Problem to work on | Look through the material below, count the lines containing the word "Pulchowk", and state only the count.

(Collection entries)
===

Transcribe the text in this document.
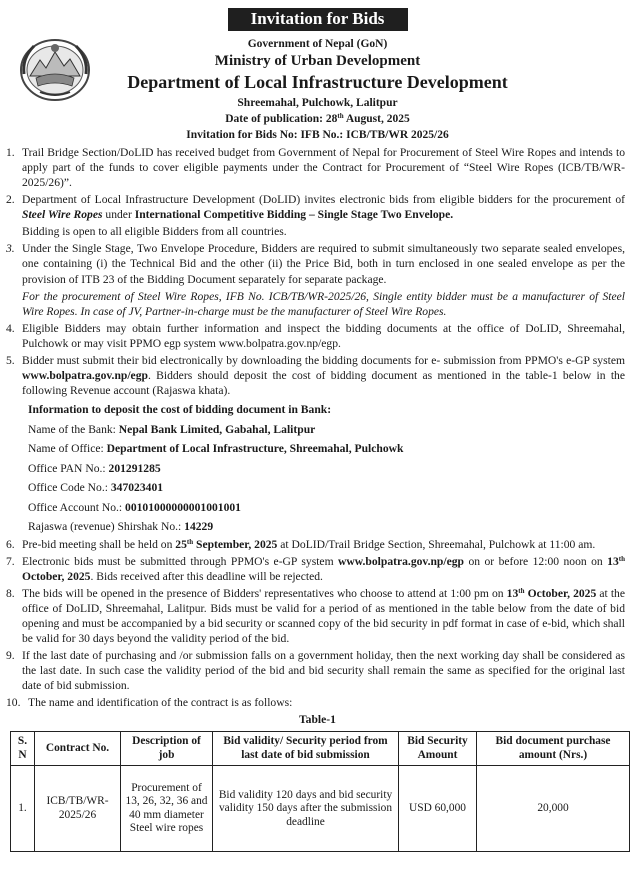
Invitation for Bids
Government of Nepal (GoN)
Ministry of Urban Development
Department of Local Infrastructure Development
Shreemahal, Pulchowk, Lalitpur
Date of publication: 28th August, 2025
Invitation for Bids No: IFB No.: ICB/TB/WR 2025/26
1. Trail Bridge Section/DoLID has received budget from Government of Nepal for Procurement of Steel Wire Ropes and intends to apply part of the funds to cover eligible payments under the Contract for Procurement of “Steel Wire Ropes (ICB/TB/WR- 2025/26)”.
2. Department of Local Infrastructure Development (DoLID) invites electronic bids from eligible bidders for the procurement of Steel Wire Ropes under International Competitive Bidding – Single Stage Two Envelope.
Bidding is open to all eligible Bidders from all countries.
3. Under the Single Stage, Two Envelope Procedure, Bidders are required to submit simultaneously two separate sealed envelopes, one containing (i) the Technical Bid and the other (ii) the Price Bid, both in turn enclosed in one sealed envelope as per the provision of ITB 23 of the Bidding Document separately for separate package.
For the procurement of Steel Wire Ropes, IFB No. ICB/TB/WR-2025/26, Single entity bidder must be a manufacturer of Steel Wire Ropes. In case of JV, Partner-in-charge must be the manufacturer of Steel Wire Ropes.
4. Eligible Bidders may obtain further information and inspect the bidding documents at the office of DoLID, Shreemahal, Pulchowk or may visit PPMO egp system www.bolpatra.gov.np/egp.
5. Bidder must submit their bid electronically by downloading the bidding documents for e- submission from PPMO's e-GP system www.bolpatra.gov.np/egp. Bidders should deposit the cost of bidding document as mentioned in the table-1 below in the following Revenue account (Rajaswa khata).
Information to deposit the cost of bidding document in Bank:
Name of the Bank: Nepal Bank Limited, Gabahal, Lalitpur
Name of Office: Department of Local Infrastructure, Shreemahal, Pulchowk
Office PAN No.: 201291285
Office Code No.: 347023401
Office Account No.: 00101000000001001001
Rajaswa (revenue) Shirshak No.: 14229
6. Pre-bid meeting shall be held on 25th September, 2025 at DoLID/Trail Bridge Section, Shreemahal, Pulchowk at 11:00 am.
7. Electronic bids must be submitted through PPMO's e-GP system www.bolpatra.gov.np/egp on or before 12:00 noon on 13th October, 2025. Bids received after this deadline will be rejected.
8. The bids will be opened in the presence of Bidders' representatives who choose to attend at 1:00 pm on 13th October, 2025 at the office of DoLID, Shreemahal, Lalitpur. Bids must be valid for a period of as mentioned in the table below from the date of bid opening and must be accompanied by a bid security or scanned copy of the bid security in pdf format in case of e-bid, which shall be valid for 30 days beyond the validity period of the bid.
9. If the last date of purchasing and /or submission falls on a government holiday, then the next working day shall be considered as the last date. In such case the validity period of the bid and bid security shall remain the same as specified for the original last date of bid submission.
10. The name and identification of the contract is as follows:
Table-1
S. N	Contract No.	Description of job	Bid validity/ Security period from last date of bid submission	Bid Security Amount	Bid document purchase amount (Nrs.)
1.	ICB/TB/WR-2025/26	Procurement of 13, 26, 32, 36 and 40 mm diameter Steel wire ropes	Bid validity 120 days and bid security validity 150 days after the submission deadline	USD 60,000	20,000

===

Correct result | 4